==== TEXTO DE ORIGEM
Kunitsu-Gami traz uma seleção de fases, no melhor estilo videogame da experiênciaFonte:  Reprodução/Bruno Magalhães 

Embora a interface seja muito bonita, ela também traz alguns problemas na experiência de usuário. Por exemplo, é um pouco burocrático para alternar entre as classes de guerreiros na tela de melhorias e a lista de talismãs, que é imensa, não traz uma função para navegar somente entre os que já estão desbloqueados.

A proposta de ser um “jogo de estratégia” mais simples também tem seus pontos negativos, já que o jogo não traz algumas conveniências do gênero. Por exemplo, o modo tático é limitado ao raio de ação do seu personagem principal. Por isso, você precisa se locomover pelo cenário para observar melhor o que está acontecendo.

Isso também vale na hora de movimentar unidades: o ideal é que você já esteja, fisicamente, onde você deseja posicioná-las. Não ajuda o fato de que o mapa é um pouco confuso e demora para mostrar elementos importantes, como os portões de onde os inimigos vão sair, a menos que você esteja perto o suficiente para isso.

Os menus de Kunitsu-Gami remetem à delicadeza do artesanato orientalFonte:  Reprodução/Bruno Magalhães 

Também faz falta a possibilidade de acelerar as hordas. Embora o protagonista Soh consiga acelerar a passagem do dia para iniciar uma horda, não é possível executar esse comando à noite. Há momentos em que o jogador dá conta rapidamente de uma leva de inimigos e fica um tempo considerável esperando algo acontecer, fazendo com que a partida dure mais do que o necessário.

No entanto, tudo isso pode ser corrigido facilmente com atualizações de qualidade de vida. Além disso, o jogo estimula o jogador constantemente com novidades a ponto de não dar tempo de se incomodar tanto com esses pormenores. No geral, a experiência é bastante satisfatória.

Vale a pena?
========
==== REGISTROS FORNECIDOS
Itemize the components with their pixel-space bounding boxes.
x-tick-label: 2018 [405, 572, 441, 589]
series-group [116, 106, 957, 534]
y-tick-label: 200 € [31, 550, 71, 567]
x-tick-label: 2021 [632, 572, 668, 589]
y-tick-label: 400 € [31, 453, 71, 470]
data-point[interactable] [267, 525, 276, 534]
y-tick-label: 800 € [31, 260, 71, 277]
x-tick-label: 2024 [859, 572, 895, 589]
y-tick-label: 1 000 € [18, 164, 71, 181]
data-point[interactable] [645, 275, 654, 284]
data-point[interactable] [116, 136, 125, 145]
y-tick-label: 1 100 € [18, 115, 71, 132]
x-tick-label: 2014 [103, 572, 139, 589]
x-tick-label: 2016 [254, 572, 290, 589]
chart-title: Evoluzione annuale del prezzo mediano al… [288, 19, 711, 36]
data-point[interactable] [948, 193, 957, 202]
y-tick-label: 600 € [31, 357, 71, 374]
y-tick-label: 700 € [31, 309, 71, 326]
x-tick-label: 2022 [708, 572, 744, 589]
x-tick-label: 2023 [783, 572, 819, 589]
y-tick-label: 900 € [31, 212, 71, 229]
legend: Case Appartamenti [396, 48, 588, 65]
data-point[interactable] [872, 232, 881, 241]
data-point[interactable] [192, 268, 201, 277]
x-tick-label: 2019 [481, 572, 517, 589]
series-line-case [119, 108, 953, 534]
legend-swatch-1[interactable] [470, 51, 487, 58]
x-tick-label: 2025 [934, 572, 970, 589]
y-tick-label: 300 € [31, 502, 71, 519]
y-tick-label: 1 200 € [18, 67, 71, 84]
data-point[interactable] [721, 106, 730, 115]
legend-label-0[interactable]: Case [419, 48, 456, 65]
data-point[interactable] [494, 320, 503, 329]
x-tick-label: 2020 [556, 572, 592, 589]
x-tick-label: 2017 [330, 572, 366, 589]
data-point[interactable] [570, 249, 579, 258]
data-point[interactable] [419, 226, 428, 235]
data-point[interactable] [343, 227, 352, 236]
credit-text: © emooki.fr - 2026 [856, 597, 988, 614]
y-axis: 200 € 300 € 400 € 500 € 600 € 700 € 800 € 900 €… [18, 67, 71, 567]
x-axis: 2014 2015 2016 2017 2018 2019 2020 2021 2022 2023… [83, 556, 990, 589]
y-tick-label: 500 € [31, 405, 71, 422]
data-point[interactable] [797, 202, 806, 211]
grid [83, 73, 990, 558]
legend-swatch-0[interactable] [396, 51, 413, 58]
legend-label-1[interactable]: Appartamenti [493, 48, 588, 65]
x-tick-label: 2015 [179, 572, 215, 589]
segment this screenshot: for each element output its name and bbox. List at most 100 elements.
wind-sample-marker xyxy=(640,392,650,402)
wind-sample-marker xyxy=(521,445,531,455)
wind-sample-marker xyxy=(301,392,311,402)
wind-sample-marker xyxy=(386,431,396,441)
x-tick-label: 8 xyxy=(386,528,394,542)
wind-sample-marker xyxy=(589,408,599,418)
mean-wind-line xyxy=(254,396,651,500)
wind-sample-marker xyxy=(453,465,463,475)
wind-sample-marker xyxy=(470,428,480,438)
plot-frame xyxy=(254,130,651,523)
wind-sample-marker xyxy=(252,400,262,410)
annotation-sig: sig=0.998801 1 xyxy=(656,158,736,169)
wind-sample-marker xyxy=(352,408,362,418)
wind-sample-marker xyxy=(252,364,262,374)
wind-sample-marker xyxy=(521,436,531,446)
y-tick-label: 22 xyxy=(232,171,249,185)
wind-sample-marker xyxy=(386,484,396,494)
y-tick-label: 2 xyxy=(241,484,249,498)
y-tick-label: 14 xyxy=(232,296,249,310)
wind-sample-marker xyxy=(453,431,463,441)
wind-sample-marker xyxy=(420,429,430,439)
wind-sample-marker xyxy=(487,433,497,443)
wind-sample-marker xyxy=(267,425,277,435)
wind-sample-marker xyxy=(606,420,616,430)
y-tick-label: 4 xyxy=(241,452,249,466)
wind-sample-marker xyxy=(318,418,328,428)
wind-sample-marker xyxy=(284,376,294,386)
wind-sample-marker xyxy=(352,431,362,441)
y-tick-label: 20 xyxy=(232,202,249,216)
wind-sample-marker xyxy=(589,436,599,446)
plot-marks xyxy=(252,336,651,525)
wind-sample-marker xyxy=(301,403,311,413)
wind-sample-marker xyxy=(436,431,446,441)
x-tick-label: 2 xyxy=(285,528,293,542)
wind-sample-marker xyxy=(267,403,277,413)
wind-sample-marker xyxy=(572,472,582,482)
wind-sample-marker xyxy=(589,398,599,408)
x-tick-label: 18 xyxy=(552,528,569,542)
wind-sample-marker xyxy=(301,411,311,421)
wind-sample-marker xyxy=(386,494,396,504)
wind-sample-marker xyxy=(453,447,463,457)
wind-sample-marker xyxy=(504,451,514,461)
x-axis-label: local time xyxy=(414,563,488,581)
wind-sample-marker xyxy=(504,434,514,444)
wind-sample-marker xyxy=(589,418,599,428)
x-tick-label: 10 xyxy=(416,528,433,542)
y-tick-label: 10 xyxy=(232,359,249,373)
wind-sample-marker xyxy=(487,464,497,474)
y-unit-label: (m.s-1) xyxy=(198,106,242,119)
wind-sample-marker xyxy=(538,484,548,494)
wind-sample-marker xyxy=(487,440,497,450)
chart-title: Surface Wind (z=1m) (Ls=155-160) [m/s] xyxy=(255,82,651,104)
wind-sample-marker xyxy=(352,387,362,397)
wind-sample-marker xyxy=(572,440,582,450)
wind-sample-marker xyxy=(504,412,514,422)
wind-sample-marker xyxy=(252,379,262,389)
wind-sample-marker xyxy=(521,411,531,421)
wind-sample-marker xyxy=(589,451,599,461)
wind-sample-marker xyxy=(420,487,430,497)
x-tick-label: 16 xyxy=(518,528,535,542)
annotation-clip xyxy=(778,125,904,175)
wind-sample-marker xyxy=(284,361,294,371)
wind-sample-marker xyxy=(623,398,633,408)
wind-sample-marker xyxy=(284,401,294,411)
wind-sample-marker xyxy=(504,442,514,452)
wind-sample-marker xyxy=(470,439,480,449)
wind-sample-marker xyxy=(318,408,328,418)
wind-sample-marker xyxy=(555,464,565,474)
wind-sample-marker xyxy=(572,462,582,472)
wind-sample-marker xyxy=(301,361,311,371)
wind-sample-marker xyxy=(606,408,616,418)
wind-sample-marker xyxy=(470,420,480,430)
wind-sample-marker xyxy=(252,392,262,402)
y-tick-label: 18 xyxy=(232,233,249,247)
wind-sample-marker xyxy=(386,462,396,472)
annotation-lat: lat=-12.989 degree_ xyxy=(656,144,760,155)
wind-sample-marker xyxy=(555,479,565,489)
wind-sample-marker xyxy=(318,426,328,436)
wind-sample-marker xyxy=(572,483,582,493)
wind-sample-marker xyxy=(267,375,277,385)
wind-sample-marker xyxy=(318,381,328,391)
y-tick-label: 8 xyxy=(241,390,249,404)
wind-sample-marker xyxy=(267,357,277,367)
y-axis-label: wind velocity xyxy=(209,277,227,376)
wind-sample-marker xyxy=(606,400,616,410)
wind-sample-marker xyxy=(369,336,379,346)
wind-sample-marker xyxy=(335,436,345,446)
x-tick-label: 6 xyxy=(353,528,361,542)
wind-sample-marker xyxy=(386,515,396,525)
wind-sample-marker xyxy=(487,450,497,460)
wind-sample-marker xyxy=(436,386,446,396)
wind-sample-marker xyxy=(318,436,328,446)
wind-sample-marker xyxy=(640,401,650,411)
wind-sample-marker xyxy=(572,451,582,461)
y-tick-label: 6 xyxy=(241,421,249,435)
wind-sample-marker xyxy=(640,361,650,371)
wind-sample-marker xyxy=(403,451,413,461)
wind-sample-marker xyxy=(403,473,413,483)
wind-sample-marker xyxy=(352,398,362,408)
========
**REQUISITOS DO EXERCÍCIO**
• A. Responda às perguntas a seguir com base no texto sobre Kunitsu-Gami.
(i) A que o modo tático está limitado?
(ii) Em que momento Soh não consegue acelerar a passagem do tempo?
(iii) Com que tipo de atualizações os problemas apontados podem ser corrigidos facilmente?
• B. Reproduza, do texto sobre Kunitsu-Gami, o trecho que se inicia pelas palavras que contêm "No entanto, tudo" e se encerra em "Vale a pena?".
• C. Traduza para o inglês esta frase do texto sobre Kunitsu-Gami: "No geral, a experiência é bastante satisfatória."
Os registros são um material à parte, sem relação com o texto.

**RESULTADOS EM ORDEM**
• A.
(i) Ao raio de ação do personagem principal.
(ii) À noite.
(iii) Com atualizações de qualidade de vida.

• B.
No entanto, tudo isso pode ser corrigido facilmente com atualizações de qualidade de vida. Além disso, o jogo estimula o jogador constantemente com novidades a ponto de não dar tempo de se incomodar tanto com esses pormenores. No geral, a experiência é bastante satisfatória.

Vale a pena?

• C. Overall, the experience is quite satisfying.